• Directions: How many lines in the records below hold the string "após"? Answer with the number alone.

• Provided data:
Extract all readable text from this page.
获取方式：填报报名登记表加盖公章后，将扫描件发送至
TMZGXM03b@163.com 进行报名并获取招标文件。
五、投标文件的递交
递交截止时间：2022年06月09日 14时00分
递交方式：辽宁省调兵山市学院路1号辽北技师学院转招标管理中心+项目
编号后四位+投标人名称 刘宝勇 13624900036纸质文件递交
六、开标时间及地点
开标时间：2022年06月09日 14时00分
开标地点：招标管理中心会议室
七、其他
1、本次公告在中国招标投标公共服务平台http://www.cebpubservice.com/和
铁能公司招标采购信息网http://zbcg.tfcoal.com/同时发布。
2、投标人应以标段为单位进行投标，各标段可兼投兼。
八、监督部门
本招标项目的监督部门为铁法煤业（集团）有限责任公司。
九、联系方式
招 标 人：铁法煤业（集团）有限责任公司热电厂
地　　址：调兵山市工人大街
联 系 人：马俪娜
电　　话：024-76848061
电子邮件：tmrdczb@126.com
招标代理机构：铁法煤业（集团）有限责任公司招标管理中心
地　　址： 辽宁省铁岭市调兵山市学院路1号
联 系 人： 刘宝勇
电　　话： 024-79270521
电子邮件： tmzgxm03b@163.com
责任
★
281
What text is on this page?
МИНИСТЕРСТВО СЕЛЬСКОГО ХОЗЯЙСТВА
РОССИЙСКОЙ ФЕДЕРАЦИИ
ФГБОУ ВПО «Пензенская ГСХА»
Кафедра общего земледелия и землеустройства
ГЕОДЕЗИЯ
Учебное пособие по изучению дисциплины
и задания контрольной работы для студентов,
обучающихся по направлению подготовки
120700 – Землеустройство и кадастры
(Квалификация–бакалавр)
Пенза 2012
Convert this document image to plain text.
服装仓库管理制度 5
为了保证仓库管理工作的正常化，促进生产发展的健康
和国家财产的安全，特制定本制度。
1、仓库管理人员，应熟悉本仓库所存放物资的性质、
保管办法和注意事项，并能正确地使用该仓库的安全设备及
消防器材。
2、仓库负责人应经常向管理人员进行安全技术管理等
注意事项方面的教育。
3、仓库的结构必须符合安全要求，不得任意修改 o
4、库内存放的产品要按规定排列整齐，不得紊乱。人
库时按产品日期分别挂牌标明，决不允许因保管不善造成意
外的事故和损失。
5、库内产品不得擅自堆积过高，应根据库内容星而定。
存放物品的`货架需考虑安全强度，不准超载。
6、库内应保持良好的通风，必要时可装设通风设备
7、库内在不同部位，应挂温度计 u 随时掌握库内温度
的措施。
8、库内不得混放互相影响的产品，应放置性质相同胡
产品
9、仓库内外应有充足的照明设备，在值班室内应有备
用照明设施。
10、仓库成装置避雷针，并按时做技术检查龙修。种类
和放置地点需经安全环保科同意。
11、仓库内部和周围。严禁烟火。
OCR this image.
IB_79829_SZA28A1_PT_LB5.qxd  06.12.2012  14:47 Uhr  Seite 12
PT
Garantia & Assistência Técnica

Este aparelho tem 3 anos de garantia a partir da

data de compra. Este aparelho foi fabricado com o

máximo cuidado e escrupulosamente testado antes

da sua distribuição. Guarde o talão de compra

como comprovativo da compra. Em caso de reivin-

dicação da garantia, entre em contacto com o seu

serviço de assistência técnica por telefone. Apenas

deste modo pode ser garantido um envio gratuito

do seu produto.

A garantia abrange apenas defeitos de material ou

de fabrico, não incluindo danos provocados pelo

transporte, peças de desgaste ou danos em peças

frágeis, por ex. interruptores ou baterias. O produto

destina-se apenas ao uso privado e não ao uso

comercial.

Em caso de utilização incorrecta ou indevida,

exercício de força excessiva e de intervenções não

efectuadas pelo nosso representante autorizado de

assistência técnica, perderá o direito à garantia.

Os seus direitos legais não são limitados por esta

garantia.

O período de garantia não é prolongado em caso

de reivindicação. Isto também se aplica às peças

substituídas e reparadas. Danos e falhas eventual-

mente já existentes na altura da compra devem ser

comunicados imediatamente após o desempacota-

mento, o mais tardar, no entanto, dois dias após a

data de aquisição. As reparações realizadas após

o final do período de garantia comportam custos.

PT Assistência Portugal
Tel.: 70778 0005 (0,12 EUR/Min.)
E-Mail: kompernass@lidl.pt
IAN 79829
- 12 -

• Solution below: 3